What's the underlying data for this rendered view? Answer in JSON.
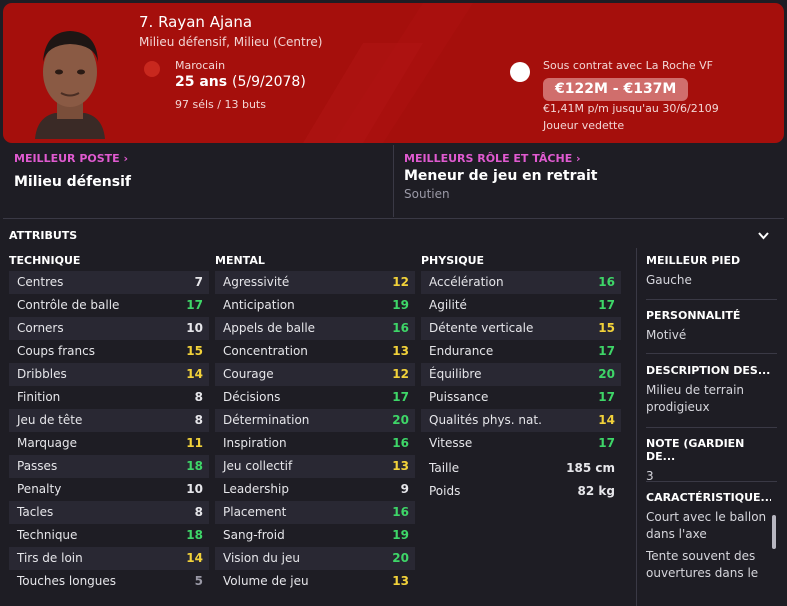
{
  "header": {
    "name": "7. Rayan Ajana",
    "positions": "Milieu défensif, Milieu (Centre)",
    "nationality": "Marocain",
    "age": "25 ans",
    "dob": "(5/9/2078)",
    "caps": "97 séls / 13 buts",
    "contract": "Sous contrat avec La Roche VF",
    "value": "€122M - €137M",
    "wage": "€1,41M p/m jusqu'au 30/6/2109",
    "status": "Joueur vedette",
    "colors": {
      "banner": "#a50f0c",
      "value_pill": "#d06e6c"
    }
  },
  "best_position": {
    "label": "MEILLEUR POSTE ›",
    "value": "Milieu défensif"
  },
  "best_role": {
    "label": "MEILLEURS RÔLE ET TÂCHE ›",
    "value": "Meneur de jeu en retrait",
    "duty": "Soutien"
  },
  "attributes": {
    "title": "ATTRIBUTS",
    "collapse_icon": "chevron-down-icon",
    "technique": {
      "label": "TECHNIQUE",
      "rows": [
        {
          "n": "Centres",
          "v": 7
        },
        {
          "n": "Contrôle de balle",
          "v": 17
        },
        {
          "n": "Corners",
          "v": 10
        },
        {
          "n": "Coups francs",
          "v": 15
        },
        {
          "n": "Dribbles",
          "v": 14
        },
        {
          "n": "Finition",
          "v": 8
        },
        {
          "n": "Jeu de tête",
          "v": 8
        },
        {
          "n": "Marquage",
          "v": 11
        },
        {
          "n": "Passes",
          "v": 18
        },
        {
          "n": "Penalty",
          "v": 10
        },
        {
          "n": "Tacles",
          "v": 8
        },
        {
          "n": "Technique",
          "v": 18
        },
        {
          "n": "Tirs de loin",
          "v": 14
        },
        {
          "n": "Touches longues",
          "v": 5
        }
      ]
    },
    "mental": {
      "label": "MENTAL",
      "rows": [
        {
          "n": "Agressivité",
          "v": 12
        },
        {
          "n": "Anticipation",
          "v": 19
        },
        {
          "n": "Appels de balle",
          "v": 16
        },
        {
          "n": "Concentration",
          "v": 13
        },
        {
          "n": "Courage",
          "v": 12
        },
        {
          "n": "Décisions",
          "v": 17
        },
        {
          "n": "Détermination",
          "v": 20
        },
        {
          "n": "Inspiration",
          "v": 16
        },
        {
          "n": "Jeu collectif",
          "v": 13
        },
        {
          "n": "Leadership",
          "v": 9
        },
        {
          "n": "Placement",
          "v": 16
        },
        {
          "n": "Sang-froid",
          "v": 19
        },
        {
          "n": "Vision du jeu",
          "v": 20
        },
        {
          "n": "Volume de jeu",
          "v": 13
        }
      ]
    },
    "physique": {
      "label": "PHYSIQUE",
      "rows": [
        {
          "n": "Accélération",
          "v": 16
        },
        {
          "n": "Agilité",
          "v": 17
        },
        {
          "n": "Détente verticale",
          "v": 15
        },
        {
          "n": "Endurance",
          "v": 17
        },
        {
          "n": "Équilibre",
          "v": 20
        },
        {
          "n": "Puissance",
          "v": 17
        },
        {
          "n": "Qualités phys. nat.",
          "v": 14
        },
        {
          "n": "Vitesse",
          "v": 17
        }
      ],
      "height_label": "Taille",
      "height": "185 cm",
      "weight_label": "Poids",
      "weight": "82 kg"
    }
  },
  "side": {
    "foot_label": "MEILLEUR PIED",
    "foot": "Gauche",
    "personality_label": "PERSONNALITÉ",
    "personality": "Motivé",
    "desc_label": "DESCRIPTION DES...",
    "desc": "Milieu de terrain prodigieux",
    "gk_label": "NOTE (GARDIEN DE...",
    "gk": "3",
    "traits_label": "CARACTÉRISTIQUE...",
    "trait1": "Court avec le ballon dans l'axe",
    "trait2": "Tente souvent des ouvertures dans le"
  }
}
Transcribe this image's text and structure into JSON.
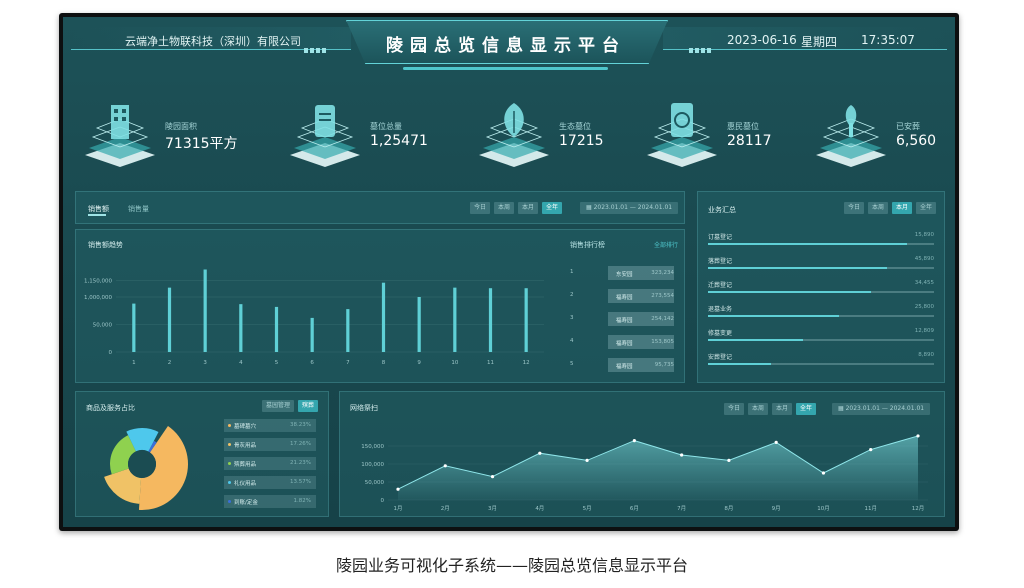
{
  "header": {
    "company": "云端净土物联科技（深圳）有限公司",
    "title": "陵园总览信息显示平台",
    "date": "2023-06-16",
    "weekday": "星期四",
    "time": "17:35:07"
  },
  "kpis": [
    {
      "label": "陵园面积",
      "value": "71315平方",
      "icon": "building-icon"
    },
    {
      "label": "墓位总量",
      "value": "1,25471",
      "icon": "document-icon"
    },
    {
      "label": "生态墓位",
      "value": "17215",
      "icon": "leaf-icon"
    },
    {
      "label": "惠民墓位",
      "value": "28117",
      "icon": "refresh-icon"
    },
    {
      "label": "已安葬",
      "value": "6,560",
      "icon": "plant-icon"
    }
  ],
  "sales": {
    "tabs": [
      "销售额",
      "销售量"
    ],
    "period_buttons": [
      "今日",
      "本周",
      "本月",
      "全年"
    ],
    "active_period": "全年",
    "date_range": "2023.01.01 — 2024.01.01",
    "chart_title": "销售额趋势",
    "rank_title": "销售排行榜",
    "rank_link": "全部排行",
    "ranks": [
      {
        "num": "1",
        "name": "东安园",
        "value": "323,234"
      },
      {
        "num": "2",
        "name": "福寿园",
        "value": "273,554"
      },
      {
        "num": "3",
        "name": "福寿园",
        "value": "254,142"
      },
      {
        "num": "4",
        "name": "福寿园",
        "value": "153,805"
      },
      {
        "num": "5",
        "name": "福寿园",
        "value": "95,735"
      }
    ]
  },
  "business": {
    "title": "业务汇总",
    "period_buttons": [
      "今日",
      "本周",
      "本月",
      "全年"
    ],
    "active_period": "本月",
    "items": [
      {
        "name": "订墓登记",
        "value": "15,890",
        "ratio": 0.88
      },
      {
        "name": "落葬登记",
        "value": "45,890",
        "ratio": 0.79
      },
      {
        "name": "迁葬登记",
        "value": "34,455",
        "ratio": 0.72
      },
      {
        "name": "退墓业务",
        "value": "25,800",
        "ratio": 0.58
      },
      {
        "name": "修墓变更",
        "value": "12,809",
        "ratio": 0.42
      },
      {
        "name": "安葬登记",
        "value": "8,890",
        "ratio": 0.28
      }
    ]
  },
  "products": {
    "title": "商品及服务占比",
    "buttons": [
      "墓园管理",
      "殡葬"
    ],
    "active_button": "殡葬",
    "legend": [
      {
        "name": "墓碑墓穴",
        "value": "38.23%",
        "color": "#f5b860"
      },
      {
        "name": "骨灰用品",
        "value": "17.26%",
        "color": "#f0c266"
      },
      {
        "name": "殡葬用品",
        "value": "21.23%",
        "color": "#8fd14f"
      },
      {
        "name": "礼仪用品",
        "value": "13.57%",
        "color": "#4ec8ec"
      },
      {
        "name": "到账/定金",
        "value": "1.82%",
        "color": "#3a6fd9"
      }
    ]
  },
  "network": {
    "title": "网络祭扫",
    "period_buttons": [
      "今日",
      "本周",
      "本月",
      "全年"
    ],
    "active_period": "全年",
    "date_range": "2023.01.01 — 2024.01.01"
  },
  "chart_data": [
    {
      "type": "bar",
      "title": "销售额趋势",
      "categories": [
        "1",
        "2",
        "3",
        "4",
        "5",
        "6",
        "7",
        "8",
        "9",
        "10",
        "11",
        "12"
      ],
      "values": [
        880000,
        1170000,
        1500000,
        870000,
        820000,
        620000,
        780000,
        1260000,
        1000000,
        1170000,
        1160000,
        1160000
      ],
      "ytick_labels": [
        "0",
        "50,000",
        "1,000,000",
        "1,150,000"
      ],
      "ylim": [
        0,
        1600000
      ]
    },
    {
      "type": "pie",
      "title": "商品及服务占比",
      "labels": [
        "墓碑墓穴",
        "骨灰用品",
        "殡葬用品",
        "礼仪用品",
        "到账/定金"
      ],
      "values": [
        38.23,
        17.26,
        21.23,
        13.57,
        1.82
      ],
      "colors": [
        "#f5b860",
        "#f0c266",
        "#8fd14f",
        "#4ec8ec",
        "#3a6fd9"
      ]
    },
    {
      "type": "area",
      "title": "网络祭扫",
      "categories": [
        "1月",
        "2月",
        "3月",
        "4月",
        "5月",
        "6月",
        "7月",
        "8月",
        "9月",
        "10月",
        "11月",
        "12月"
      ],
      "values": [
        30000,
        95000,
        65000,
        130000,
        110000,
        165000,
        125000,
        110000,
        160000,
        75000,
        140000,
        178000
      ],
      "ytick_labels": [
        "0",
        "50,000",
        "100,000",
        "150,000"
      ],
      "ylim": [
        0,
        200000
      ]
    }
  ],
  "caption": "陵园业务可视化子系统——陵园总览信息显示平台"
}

Task to complete ->
Search the data for "icon". Copy every matching line.

Worked solution ->
    "collapse_icon": "chevron-down-icon",
      "icon": "building-icon"
      "icon": "document-icon"
      "icon": "leaf-icon"
      "icon": "refresh-icon"
      "icon": "plant-icon"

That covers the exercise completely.